Figure data in JSON:
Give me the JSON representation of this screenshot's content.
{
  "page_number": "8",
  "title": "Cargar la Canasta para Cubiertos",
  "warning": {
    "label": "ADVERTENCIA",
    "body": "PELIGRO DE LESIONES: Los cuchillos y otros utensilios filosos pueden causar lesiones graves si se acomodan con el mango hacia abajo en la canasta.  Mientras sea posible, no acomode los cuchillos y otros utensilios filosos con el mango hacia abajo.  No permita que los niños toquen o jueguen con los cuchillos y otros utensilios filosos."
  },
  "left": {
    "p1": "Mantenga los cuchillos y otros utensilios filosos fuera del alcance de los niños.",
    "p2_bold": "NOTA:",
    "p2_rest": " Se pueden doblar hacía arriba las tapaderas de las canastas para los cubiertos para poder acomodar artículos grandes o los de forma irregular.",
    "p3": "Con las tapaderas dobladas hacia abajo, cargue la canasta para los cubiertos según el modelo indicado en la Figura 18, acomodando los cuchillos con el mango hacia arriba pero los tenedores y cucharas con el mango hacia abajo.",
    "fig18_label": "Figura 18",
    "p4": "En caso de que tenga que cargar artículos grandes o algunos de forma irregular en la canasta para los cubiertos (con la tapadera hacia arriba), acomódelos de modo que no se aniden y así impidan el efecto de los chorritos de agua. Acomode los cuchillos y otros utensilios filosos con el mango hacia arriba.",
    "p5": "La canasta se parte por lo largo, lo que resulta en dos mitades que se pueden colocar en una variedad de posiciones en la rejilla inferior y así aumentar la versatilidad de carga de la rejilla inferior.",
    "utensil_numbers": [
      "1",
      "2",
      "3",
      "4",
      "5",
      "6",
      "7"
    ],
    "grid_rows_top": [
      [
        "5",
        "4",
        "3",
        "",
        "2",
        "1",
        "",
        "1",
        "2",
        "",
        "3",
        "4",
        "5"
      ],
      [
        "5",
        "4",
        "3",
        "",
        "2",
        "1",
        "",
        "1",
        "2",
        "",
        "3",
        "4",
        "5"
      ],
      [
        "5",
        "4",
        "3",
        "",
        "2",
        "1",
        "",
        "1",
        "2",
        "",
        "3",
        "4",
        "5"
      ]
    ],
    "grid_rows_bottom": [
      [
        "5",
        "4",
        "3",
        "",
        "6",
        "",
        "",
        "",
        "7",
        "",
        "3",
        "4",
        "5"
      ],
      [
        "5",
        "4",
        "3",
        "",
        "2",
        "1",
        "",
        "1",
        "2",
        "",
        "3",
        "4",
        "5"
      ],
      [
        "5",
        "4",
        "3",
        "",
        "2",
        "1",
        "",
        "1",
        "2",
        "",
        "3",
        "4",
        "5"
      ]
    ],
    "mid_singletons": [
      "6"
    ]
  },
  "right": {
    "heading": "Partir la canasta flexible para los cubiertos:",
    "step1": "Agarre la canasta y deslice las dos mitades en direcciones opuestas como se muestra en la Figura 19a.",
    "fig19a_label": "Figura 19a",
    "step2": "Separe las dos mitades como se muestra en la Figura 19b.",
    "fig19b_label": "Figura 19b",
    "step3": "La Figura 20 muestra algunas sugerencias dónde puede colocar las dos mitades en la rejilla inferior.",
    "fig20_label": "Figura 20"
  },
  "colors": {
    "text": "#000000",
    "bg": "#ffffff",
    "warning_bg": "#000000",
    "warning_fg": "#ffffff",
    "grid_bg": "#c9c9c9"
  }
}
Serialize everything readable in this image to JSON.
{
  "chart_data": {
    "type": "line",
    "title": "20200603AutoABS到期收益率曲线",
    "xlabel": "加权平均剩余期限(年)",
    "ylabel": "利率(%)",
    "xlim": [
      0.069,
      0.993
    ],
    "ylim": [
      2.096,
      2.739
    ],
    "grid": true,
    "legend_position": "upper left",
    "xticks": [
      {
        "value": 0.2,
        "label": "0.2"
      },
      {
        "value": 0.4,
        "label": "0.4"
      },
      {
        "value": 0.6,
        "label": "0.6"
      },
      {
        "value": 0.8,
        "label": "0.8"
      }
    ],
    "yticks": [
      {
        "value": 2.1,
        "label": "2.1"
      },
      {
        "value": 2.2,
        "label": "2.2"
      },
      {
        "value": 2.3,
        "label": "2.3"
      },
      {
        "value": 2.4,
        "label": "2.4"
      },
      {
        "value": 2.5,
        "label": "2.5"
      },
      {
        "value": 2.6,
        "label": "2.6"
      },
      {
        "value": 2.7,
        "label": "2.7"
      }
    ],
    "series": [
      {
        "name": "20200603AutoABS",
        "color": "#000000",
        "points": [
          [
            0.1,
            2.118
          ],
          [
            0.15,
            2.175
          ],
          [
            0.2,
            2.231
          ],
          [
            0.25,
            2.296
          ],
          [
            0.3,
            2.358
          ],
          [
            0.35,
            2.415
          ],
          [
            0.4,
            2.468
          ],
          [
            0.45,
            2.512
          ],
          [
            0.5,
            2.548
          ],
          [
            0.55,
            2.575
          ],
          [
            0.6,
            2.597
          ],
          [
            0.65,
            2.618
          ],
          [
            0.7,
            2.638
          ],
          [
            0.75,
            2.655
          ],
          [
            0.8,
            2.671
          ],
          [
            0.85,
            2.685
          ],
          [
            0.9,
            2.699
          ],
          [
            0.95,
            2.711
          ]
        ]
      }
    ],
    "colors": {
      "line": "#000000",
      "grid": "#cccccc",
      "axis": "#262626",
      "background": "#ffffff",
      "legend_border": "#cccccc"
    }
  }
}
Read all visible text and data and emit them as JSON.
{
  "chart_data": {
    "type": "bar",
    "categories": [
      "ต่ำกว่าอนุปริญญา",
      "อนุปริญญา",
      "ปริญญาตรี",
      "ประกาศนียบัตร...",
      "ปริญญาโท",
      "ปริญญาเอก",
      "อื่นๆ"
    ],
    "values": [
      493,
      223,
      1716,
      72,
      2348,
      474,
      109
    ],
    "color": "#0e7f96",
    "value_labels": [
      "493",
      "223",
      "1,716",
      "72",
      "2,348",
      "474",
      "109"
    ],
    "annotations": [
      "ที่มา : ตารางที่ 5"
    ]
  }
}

§ AIM:
Type out the material again exactly as presented.

§ FINAL ANSWER:
Give me the JSON representation of this screenshot's content.
{
  "page_number": "8",
  "title": "Cargar la Canasta para Cubiertos",
  "warning": {
    "label": "ADVERTENCIA",
    "body": "PELIGRO DE LESIONES: Los cuchillos y otros utensilios filosos pueden causar lesiones graves si se acomodan con el mango hacia abajo en la canasta.  Mientras sea posible, no acomode los cuchillos y otros utensilios filosos con el mango hacia abajo.  No permita que los niños toquen o jueguen con los cuchillos y otros utensilios filosos."
  },
  "left": {
    "p1": "Mantenga los cuchillos y otros utensilios filosos fuera del alcance de los niños.",
    "p2_bold": "NOTA:",
    "p2_rest": " Se pueden doblar hacía arriba las tapaderas de las canastas para los cubiertos para poder acomodar artículos grandes o los de forma irregular.",
    "p3": "Con las tapaderas dobladas hacia abajo, cargue la canasta para los cubiertos según el modelo indicado en la Figura 18, acomodando los cuchillos con el mango hacia arriba pero los tenedores y cucharas con el mango hacia abajo.",
    "fig18_label": "Figura 18",
    "p4": "En caso de que tenga que cargar artículos grandes o algunos de forma irregular en la canasta para los cubiertos (con la tapadera hacia arriba), acomódelos de modo que no se aniden y así impidan el efecto de los chorritos de agua. Acomode los cuchillos y otros utensilios filosos con el mango hacia arriba.",
    "p5": "La canasta se parte por lo largo, lo que resulta en dos mitades que se pueden colocar en una variedad de posiciones en la rejilla inferior y así aumentar la versatilidad de carga de la rejilla inferior.",
    "utensil_numbers": [
      "1",
      "2",
      "3",
      "4",
      "5",
      "6",
      "7"
    ],
    "grid_rows_top": [
      [
        "5",
        "4",
        "3",
        "",
        "2",
        "1",
        "",
        "1",
        "2",
        "",
        "3",
        "4",
        "5"
      ],
      [
        "5",
        "4",
        "3",
        "",
        "2",
        "1",
        "",
        "1",
        "2",
        "",
        "3",
        "4",
        "5"
      ],
      [
        "5",
        "4",
        "3",
        "",
        "2",
        "1",
        "",
        "1",
        "2",
        "",
        "3",
        "4",
        "5"
      ]
    ],
    "grid_rows_bottom": [
      [
        "5",
        "4",
        "3",
        "",
        "6",
        "",
        "",
        "",
        "7",
        "",
        "3",
        "4",
        "5"
      ],
      [
        "5",
        "4",
        "3",
        "",
        "2",
        "1",
        "",
        "1",
        "2",
        "",
        "3",
        "4",
        "5"
      ],
      [
        "5",
        "4",
        "3",
        "",
        "2",
        "1",
        "",
        "1",
        "2",
        "",
        "3",
        "4",
        "5"
      ]
    ],
    "mid_singletons": [
      "6"
    ]
  },
  "right": {
    "heading": "Partir la canasta flexible para los cubiertos:",
    "step1": "Agarre la canasta y deslice las dos mitades en direcciones opuestas como se muestra en la Figura 19a.",
    "fig19a_label": "Figura 19a",
    "step2": "Separe las dos mitades como se muestra en la Figura 19b.",
    "fig19b_label": "Figura 19b",
    "step3": "La Figura 20 muestra algunas sugerencias dónde puede colocar las dos mitades en la rejilla inferior.",
    "fig20_label": "Figura 20"
  },
  "colors": {
    "text": "#000000",
    "bg": "#ffffff",
    "warning_bg": "#000000",
    "warning_fg": "#ffffff",
    "grid_bg": "#c9c9c9"
  }
}
Serialize everything readable in this image to JSON.
{
  "chart_data": {
    "type": "line",
    "title": "20200603AutoABS到期收益率曲线",
    "xlabel": "加权平均剩余期限(年)",
    "ylabel": "利率(%)",
    "xlim": [
      0.069,
      0.993
    ],
    "ylim": [
      2.096,
      2.739
    ],
    "grid": true,
    "legend_position": "upper left",
    "xticks": [
      {
        "value": 0.2,
        "label": "0.2"
      },
      {
        "value": 0.4,
        "label": "0.4"
      },
      {
        "value": 0.6,
        "label": "0.6"
      },
      {
        "value": 0.8,
        "label": "0.8"
      }
    ],
    "yticks": [
      {
        "value": 2.1,
        "label": "2.1"
      },
      {
        "value": 2.2,
        "label": "2.2"
      },
      {
        "value": 2.3,
        "label": "2.3"
      },
      {
        "value": 2.4,
        "label": "2.4"
      },
      {
        "value": 2.5,
        "label": "2.5"
      },
      {
        "value": 2.6,
        "label": "2.6"
      },
      {
        "value": 2.7,
        "label": "2.7"
      }
    ],
    "series": [
      {
        "name": "20200603AutoABS",
        "color": "#000000",
        "points": [
          [
            0.1,
            2.118
          ],
          [
            0.15,
            2.175
          ],
          [
            0.2,
            2.231
          ],
          [
            0.25,
            2.296
          ],
          [
            0.3,
            2.358
          ],
          [
            0.35,
            2.415
          ],
          [
            0.4,
            2.468
          ],
          [
            0.45,
            2.512
          ],
          [
            0.5,
            2.548
          ],
          [
            0.55,
            2.575
          ],
          [
            0.6,
            2.597
          ],
          [
            0.65,
            2.618
          ],
          [
            0.7,
            2.638
          ],
          [
            0.75,
            2.655
          ],
          [
            0.8,
            2.671
          ],
          [
            0.85,
            2.685
          ],
          [
            0.9,
            2.699
          ],
          [
            0.95,
            2.711
          ]
        ]
      }
    ],
    "colors": {
      "line": "#000000",
      "grid": "#cccccc",
      "axis": "#262626",
      "background": "#ffffff",
      "legend_border": "#cccccc"
    }
  }
}
Read all visible text and data and emit them as JSON.
{
  "chart_data": {
    "type": "bar",
    "categories": [
      "ต่ำกว่าอนุปริญญา",
      "อนุปริญญา",
      "ปริญญาตรี",
      "ประกาศนียบัตร...",
      "ปริญญาโท",
      "ปริญญาเอก",
      "อื่นๆ"
    ],
    "values": [
      493,
      223,
      1716,
      72,
      2348,
      474,
      109
    ],
    "color": "#0e7f96",
    "value_labels": [
      "493",
      "223",
      "1,716",
      "72",
      "2,348",
      "474",
      "109"
    ],
    "annotations": [
      "ที่มา : ตารางที่ 5"
    ]
  }
}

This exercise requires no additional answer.